_YOUR GOAL_
Copy every row below verbatim, changing nothing.

_RECORDS FOR THIS TASK_
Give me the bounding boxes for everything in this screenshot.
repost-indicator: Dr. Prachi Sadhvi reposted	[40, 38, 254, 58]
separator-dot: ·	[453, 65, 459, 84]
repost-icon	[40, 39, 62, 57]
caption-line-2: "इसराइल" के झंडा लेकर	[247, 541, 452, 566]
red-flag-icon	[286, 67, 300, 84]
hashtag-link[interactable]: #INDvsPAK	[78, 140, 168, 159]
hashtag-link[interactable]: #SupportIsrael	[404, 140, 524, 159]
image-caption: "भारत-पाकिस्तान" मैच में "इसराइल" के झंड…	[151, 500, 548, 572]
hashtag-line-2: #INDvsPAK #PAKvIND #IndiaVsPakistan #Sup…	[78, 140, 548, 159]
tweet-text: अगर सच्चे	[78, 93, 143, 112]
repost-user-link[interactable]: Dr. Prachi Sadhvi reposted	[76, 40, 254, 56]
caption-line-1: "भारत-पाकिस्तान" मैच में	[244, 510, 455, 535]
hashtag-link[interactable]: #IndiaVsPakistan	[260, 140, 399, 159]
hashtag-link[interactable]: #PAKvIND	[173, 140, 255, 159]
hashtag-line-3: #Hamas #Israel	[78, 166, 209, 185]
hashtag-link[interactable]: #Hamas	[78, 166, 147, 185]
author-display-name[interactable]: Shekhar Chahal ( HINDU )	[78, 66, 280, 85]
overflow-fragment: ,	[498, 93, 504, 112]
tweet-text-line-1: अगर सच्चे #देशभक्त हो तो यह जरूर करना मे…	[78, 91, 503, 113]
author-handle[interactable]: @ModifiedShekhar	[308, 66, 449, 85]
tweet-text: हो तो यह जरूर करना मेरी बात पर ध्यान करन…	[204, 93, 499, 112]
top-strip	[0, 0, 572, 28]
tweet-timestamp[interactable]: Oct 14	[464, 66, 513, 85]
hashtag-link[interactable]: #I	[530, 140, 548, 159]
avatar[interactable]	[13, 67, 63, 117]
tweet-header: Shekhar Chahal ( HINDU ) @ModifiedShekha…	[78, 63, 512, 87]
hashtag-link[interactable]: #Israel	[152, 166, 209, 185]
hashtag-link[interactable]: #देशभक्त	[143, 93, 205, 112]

_RESPONSE_
Give me the bounding boxes for everything in this screenshot.
repost-indicator: Dr. Prachi Sadhvi reposted	[40, 38, 254, 58]
separator-dot: ·	[453, 65, 459, 84]
repost-icon	[40, 39, 62, 57]
caption-line-2: "इसराइल" के झंडा लेकर	[247, 541, 452, 566]
red-flag-icon	[286, 67, 300, 84]
hashtag-link[interactable]: #INDvsPAK	[78, 140, 168, 159]
hashtag-link[interactable]: #SupportIsrael	[404, 140, 524, 159]
image-caption: "भारत-पाकिस्तान" मैच में "इसराइल" के झंड…	[151, 500, 548, 572]
hashtag-line-2: #INDvsPAK #PAKvIND #IndiaVsPakistan #Sup…	[78, 140, 548, 159]
tweet-text: अगर सच्चे	[78, 93, 143, 112]
repost-user-link[interactable]: Dr. Prachi Sadhvi reposted	[76, 40, 254, 56]
caption-line-1: "भारत-पाकिस्तान" मैच में	[244, 510, 455, 535]
hashtag-link[interactable]: #IndiaVsPakistan	[260, 140, 399, 159]
hashtag-link[interactable]: #PAKvIND	[173, 140, 255, 159]
hashtag-line-3: #Hamas #Israel	[78, 166, 209, 185]
hashtag-link[interactable]: #Hamas	[78, 166, 147, 185]
author-display-name[interactable]: Shekhar Chahal ( HINDU )	[78, 66, 280, 85]
overflow-fragment: ,	[498, 93, 504, 112]
tweet-text-line-1: अगर सच्चे #देशभक्त हो तो यह जरूर करना मे…	[78, 91, 503, 113]
author-handle[interactable]: @ModifiedShekhar	[308, 66, 449, 85]
tweet-text: हो तो यह जरूर करना मेरी बात पर ध्यान करन…	[204, 93, 499, 112]
top-strip	[0, 0, 572, 28]
tweet-timestamp[interactable]: Oct 14	[464, 66, 513, 85]
hashtag-link[interactable]: #I	[530, 140, 548, 159]
avatar[interactable]	[13, 67, 63, 117]
tweet-header: Shekhar Chahal ( HINDU ) @ModifiedShekha…	[78, 63, 512, 87]
hashtag-link[interactable]: #Israel	[152, 166, 209, 185]
hashtag-link[interactable]: #देशभक्त	[143, 93, 205, 112]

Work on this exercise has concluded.